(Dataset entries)
----

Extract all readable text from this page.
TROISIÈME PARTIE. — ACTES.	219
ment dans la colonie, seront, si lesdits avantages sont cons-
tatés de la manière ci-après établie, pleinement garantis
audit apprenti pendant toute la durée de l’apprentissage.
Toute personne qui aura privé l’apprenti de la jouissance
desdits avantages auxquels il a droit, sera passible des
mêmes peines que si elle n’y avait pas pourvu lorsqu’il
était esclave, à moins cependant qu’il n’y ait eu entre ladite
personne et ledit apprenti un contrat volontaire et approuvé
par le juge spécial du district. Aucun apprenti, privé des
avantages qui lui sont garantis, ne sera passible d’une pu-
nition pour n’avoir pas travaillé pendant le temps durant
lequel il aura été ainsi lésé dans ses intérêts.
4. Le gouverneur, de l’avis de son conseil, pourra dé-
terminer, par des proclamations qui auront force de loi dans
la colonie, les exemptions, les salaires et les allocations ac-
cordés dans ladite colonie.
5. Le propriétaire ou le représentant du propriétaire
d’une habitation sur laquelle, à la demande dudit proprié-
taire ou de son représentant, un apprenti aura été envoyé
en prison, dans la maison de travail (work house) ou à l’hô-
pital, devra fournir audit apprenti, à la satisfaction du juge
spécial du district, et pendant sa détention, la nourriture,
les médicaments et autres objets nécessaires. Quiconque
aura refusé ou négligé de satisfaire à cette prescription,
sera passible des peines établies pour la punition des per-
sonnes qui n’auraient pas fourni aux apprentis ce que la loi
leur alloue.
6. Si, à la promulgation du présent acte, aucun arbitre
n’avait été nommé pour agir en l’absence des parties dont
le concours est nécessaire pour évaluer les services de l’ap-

----

◆ Task statement
From the listing, tally every line with the word "garantis" in it and give only the tally.

◆ Exercise response
2